[START DATA FOR PROCESSING]

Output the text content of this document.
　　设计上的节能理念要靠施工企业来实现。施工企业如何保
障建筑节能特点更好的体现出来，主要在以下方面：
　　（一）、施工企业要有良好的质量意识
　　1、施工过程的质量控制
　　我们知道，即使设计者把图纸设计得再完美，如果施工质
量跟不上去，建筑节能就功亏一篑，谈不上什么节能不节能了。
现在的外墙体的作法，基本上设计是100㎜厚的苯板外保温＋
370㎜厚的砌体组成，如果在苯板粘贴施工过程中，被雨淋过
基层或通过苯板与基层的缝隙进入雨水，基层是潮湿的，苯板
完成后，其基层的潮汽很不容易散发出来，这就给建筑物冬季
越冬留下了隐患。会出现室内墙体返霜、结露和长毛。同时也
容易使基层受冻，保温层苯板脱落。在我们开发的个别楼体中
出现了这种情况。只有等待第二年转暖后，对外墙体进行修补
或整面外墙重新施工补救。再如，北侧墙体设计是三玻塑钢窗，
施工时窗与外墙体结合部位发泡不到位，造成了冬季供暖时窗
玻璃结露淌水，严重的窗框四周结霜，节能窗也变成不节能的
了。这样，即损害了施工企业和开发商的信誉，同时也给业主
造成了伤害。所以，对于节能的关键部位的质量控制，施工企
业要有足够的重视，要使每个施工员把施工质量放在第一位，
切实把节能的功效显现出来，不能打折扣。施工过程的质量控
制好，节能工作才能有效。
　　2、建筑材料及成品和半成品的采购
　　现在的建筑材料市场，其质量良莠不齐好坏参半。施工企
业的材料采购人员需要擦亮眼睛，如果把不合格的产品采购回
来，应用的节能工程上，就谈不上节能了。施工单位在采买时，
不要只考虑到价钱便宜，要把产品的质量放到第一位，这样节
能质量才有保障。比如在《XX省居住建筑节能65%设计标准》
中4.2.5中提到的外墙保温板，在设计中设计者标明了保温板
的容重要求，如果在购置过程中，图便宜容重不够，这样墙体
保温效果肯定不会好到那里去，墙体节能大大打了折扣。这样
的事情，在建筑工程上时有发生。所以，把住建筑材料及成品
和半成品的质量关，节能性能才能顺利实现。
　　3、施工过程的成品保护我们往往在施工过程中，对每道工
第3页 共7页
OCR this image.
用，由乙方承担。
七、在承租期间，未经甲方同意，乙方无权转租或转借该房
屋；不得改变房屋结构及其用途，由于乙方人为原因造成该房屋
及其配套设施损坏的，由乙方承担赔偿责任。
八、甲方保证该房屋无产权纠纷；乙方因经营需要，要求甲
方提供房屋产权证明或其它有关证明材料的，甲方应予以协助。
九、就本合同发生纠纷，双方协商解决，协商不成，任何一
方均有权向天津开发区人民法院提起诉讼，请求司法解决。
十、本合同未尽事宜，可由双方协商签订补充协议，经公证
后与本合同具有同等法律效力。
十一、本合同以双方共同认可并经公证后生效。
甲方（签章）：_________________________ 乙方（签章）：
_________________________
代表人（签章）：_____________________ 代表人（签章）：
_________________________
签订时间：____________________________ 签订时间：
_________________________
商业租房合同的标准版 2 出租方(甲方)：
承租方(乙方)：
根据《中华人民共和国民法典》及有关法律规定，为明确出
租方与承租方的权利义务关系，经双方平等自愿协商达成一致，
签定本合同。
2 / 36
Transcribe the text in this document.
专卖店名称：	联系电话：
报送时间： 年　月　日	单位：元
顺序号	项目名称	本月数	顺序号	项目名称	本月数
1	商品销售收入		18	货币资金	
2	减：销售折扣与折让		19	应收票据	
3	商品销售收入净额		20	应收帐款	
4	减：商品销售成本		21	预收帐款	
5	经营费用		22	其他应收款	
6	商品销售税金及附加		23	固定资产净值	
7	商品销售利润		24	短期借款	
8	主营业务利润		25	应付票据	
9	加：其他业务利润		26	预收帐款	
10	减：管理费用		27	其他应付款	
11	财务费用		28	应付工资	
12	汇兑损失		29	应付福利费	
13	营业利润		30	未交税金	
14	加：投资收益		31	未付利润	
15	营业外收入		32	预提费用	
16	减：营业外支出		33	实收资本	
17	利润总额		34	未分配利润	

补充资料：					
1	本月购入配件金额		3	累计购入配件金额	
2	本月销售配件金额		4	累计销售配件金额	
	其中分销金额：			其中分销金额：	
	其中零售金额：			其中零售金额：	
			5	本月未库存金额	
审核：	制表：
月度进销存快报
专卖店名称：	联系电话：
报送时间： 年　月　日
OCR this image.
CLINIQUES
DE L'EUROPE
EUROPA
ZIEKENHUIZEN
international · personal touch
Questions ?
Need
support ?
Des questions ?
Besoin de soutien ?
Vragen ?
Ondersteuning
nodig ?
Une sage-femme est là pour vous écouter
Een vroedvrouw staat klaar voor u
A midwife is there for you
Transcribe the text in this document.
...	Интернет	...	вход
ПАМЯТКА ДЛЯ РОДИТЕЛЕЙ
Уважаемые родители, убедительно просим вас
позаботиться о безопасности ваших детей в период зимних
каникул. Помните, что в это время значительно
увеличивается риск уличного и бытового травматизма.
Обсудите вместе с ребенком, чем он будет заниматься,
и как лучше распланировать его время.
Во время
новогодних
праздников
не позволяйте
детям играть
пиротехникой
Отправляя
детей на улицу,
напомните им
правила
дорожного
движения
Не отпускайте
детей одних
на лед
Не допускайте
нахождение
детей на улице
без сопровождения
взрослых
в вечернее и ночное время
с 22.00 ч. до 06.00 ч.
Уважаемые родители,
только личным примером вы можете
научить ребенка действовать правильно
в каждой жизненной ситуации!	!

[END DATA FOR PROCESSING]

WRITTEN EXERCISE |
From the records above, extract every entry verbatim.

ANSWER FOR THE TASK |
Output the text content of this document.
　　设计上的节能理念要靠施工企业来实现。施工企业如何保
障建筑节能特点更好的体现出来，主要在以下方面：
　　（一）、施工企业要有良好的质量意识
　　1、施工过程的质量控制
　　我们知道，即使设计者把图纸设计得再完美，如果施工质
量跟不上去，建筑节能就功亏一篑，谈不上什么节能不节能了。
现在的外墙体的作法，基本上设计是100㎜厚的苯板外保温＋
370㎜厚的砌体组成，如果在苯板粘贴施工过程中，被雨淋过
基层或通过苯板与基层的缝隙进入雨水，基层是潮湿的，苯板
完成后，其基层的潮汽很不容易散发出来，这就给建筑物冬季
越冬留下了隐患。会出现室内墙体返霜、结露和长毛。同时也
容易使基层受冻，保温层苯板脱落。在我们开发的个别楼体中
出现了这种情况。只有等待第二年转暖后，对外墙体进行修补
或整面外墙重新施工补救。再如，北侧墙体设计是三玻塑钢窗，
施工时窗与外墙体结合部位发泡不到位，造成了冬季供暖时窗
玻璃结露淌水，严重的窗框四周结霜，节能窗也变成不节能的
了。这样，即损害了施工企业和开发商的信誉，同时也给业主
造成了伤害。所以，对于节能的关键部位的质量控制，施工企
业要有足够的重视，要使每个施工员把施工质量放在第一位，
切实把节能的功效显现出来，不能打折扣。施工过程的质量控
制好，节能工作才能有效。
　　2、建筑材料及成品和半成品的采购
　　现在的建筑材料市场，其质量良莠不齐好坏参半。施工企
业的材料采购人员需要擦亮眼睛，如果把不合格的产品采购回
来，应用的节能工程上，就谈不上节能了。施工单位在采买时，
不要只考虑到价钱便宜，要把产品的质量放到第一位，这样节
能质量才有保障。比如在《XX省居住建筑节能65%设计标准》
中4.2.5中提到的外墙保温板，在设计中设计者标明了保温板
的容重要求，如果在购置过程中，图便宜容重不够，这样墙体
保温效果肯定不会好到那里去，墙体节能大大打了折扣。这样
的事情，在建筑工程上时有发生。所以，把住建筑材料及成品
和半成品的质量关，节能性能才能顺利实现。
　　3、施工过程的成品保护我们往往在施工过程中，对每道工
第3页 共7页
OCR this image.
用，由乙方承担。
七、在承租期间，未经甲方同意，乙方无权转租或转借该房
屋；不得改变房屋结构及其用途，由于乙方人为原因造成该房屋
及其配套设施损坏的，由乙方承担赔偿责任。
八、甲方保证该房屋无产权纠纷；乙方因经营需要，要求甲
方提供房屋产权证明或其它有关证明材料的，甲方应予以协助。
九、就本合同发生纠纷，双方协商解决，协商不成，任何一
方均有权向天津开发区人民法院提起诉讼，请求司法解决。
十、本合同未尽事宜，可由双方协商签订补充协议，经公证
后与本合同具有同等法律效力。
十一、本合同以双方共同认可并经公证后生效。
甲方（签章）：_________________________ 乙方（签章）：
_________________________
代表人（签章）：_____________________ 代表人（签章）：
_________________________
签订时间：____________________________ 签订时间：
_________________________
商业租房合同的标准版 2 出租方(甲方)：
承租方(乙方)：
根据《中华人民共和国民法典》及有关法律规定，为明确出
租方与承租方的权利义务关系，经双方平等自愿协商达成一致，
签定本合同。
2 / 36
Transcribe the text in this document.
专卖店名称：	联系电话：
报送时间： 年　月　日	单位：元
顺序号	项目名称	本月数	顺序号	项目名称	本月数
1	商品销售收入		18	货币资金	
2	减：销售折扣与折让		19	应收票据	
3	商品销售收入净额		20	应收帐款	
4	减：商品销售成本		21	预收帐款	
5	经营费用		22	其他应收款	
6	商品销售税金及附加		23	固定资产净值	
7	商品销售利润		24	短期借款	
8	主营业务利润		25	应付票据	
9	加：其他业务利润		26	预收帐款	
10	减：管理费用		27	其他应付款	
11	财务费用		28	应付工资	
12	汇兑损失		29	应付福利费	
13	营业利润		30	未交税金	
14	加：投资收益		31	未付利润	
15	营业外收入		32	预提费用	
16	减：营业外支出		33	实收资本	
17	利润总额		34	未分配利润	

补充资料：					
1	本月购入配件金额		3	累计购入配件金额	
2	本月销售配件金额		4	累计销售配件金额	
	其中分销金额：			其中分销金额：	
	其中零售金额：			其中零售金额：	
			5	本月未库存金额	
审核：	制表：
月度进销存快报
专卖店名称：	联系电话：
报送时间： 年　月　日
OCR this image.
CLINIQUES
DE L'EUROPE
EUROPA
ZIEKENHUIZEN
international · personal touch
Questions ?
Need
support ?
Des questions ?
Besoin de soutien ?
Vragen ?
Ondersteuning
nodig ?
Une sage-femme est là pour vous écouter
Een vroedvrouw staat klaar voor u
A midwife is there for you
Transcribe the text in this document.
...	Интернет	...	вход
ПАМЯТКА ДЛЯ РОДИТЕЛЕЙ
Уважаемые родители, убедительно просим вас
позаботиться о безопасности ваших детей в период зимних
каникул. Помните, что в это время значительно
увеличивается риск уличного и бытового травматизма.
Обсудите вместе с ребенком, чем он будет заниматься,
и как лучше распланировать его время.
Во время
новогодних
праздников
не позволяйте
детям играть
пиротехникой
Отправляя
детей на улицу,
напомните им
правила
дорожного
движения
Не отпускайте
детей одних
на лед
Не допускайте
нахождение
детей на улице
без сопровождения
взрослых
в вечернее и ночное время
с 22.00 ч. до 06.00 ч.
Уважаемые родители,
только личным примером вы можете
научить ребенка действовать правильно
в каждой жизненной ситуации!	!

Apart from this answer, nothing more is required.